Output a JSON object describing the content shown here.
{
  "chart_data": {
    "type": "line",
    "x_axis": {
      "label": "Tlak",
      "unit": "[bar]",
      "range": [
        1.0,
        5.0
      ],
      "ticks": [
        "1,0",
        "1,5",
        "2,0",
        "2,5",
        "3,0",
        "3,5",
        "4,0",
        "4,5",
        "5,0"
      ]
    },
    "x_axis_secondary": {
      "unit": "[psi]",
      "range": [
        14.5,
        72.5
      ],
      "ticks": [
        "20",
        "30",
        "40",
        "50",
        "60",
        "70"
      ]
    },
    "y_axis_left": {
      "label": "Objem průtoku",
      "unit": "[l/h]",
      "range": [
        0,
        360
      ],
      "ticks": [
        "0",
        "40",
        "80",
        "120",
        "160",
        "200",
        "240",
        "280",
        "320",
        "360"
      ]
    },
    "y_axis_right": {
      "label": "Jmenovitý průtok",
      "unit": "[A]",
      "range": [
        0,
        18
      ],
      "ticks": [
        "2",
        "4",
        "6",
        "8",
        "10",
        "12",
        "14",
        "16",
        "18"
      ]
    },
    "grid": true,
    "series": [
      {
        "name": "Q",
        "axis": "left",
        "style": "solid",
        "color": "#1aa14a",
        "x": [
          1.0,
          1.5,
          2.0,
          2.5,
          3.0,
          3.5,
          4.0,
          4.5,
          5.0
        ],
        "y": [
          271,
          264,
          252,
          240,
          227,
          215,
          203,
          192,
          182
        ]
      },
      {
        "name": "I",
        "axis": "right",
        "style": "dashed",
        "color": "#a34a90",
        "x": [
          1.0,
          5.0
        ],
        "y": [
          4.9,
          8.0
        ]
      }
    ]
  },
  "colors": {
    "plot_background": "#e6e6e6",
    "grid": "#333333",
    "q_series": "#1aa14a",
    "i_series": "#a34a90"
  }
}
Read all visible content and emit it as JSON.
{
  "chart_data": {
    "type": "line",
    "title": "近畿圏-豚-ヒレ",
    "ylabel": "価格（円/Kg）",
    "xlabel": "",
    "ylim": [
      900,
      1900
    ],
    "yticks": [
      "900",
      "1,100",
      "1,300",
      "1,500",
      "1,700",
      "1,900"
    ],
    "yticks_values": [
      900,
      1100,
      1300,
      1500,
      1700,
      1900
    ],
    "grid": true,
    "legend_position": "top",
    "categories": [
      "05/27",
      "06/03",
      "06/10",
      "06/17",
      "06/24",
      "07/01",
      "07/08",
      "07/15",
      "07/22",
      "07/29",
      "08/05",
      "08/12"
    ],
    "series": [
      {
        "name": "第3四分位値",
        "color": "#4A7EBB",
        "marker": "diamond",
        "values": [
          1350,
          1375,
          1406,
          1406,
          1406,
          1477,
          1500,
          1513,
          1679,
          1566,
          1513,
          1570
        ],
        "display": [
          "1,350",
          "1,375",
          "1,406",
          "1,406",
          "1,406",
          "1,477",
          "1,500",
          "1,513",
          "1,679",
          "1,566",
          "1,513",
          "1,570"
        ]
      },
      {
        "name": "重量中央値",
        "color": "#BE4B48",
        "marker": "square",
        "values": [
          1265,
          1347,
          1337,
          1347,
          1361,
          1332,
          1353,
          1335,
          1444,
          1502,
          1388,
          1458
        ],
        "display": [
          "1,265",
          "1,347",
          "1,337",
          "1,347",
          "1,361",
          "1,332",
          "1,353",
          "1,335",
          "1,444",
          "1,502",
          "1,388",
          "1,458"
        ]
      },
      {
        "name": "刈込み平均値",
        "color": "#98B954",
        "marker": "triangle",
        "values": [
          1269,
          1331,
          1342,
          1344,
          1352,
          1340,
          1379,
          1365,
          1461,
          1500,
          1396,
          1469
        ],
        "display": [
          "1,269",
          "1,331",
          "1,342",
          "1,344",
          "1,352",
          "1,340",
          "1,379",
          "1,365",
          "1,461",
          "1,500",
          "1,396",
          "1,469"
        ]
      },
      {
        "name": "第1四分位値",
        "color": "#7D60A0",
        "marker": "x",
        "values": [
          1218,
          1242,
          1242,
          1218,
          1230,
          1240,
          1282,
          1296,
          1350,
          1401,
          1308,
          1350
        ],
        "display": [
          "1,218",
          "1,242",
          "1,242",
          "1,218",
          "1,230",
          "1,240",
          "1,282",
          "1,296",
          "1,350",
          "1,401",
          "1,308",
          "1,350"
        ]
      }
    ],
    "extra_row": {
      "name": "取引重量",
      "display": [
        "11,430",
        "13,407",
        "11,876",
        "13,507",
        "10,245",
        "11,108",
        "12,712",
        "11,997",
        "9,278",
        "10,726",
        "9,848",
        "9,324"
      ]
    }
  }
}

++++++++

== What the task requires ==
Show the lines that mention the word "name".

== Right answer ==
        "name": "Q",
        "name": "I",
        "name": "第3四分位値",
        "name": "重量中央値",
        "name": "刈込み平均値",
        "name": "第1四分位値",
      "name": "取引重量",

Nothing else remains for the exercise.